====== Provided information

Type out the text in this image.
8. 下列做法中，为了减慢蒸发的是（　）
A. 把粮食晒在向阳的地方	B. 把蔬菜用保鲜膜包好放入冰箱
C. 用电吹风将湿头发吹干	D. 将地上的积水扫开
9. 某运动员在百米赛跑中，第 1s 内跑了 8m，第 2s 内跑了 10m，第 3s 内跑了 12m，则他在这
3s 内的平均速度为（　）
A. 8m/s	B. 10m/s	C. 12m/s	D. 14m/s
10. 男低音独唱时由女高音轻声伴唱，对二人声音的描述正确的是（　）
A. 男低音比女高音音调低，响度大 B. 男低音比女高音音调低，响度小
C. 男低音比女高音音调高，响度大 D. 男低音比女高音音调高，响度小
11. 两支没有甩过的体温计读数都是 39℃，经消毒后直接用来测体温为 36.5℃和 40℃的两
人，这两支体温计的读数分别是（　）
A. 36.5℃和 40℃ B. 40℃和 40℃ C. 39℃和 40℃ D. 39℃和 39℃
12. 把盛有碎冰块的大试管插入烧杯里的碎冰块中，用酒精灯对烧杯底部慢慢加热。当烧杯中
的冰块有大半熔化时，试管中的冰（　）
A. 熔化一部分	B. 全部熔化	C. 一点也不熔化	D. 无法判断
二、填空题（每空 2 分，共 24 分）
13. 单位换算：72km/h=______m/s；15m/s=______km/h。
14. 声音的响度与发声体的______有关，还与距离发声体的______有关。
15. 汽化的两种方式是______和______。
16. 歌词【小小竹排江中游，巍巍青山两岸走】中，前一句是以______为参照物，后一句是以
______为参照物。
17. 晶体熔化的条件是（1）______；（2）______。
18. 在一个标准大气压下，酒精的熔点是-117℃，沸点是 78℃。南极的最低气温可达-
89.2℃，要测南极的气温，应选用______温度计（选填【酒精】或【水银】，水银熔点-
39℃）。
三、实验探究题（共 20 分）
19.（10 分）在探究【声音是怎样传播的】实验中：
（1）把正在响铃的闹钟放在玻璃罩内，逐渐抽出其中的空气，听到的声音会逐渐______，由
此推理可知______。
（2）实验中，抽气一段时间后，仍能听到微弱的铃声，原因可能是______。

============

▶ _Given exercise_: Copy out every entry again, exactly as it was given.

▶ _Solution for this problem_:
Type out the text in this image.
8. 下列做法中，为了减慢蒸发的是（　）
A. 把粮食晒在向阳的地方	B. 把蔬菜用保鲜膜包好放入冰箱
C. 用电吹风将湿头发吹干	D. 将地上的积水扫开
9. 某运动员在百米赛跑中，第 1s 内跑了 8m，第 2s 内跑了 10m，第 3s 内跑了 12m，则他在这
3s 内的平均速度为（　）
A. 8m/s	B. 10m/s	C. 12m/s	D. 14m/s
10. 男低音独唱时由女高音轻声伴唱，对二人声音的描述正确的是（　）
A. 男低音比女高音音调低，响度大 B. 男低音比女高音音调低，响度小
C. 男低音比女高音音调高，响度大 D. 男低音比女高音音调高，响度小
11. 两支没有甩过的体温计读数都是 39℃，经消毒后直接用来测体温为 36.5℃和 40℃的两
人，这两支体温计的读数分别是（　）
A. 36.5℃和 40℃ B. 40℃和 40℃ C. 39℃和 40℃ D. 39℃和 39℃
12. 把盛有碎冰块的大试管插入烧杯里的碎冰块中，用酒精灯对烧杯底部慢慢加热。当烧杯中
的冰块有大半熔化时，试管中的冰（　）
A. 熔化一部分	B. 全部熔化	C. 一点也不熔化	D. 无法判断
二、填空题（每空 2 分，共 24 分）
13. 单位换算：72km/h=______m/s；15m/s=______km/h。
14. 声音的响度与发声体的______有关，还与距离发声体的______有关。
15. 汽化的两种方式是______和______。
16. 歌词【小小竹排江中游，巍巍青山两岸走】中，前一句是以______为参照物，后一句是以
______为参照物。
17. 晶体熔化的条件是（1）______；（2）______。
18. 在一个标准大气压下，酒精的熔点是-117℃，沸点是 78℃。南极的最低气温可达-
89.2℃，要测南极的气温，应选用______温度计（选填【酒精】或【水银】，水银熔点-
39℃）。
三、实验探究题（共 20 分）
19.（10 分）在探究【声音是怎样传播的】实验中：
（1）把正在响铃的闹钟放在玻璃罩内，逐渐抽出其中的空气，听到的声音会逐渐______，由
此推理可知______。
（2）实验中，抽气一段时间后，仍能听到微弱的铃声，原因可能是______。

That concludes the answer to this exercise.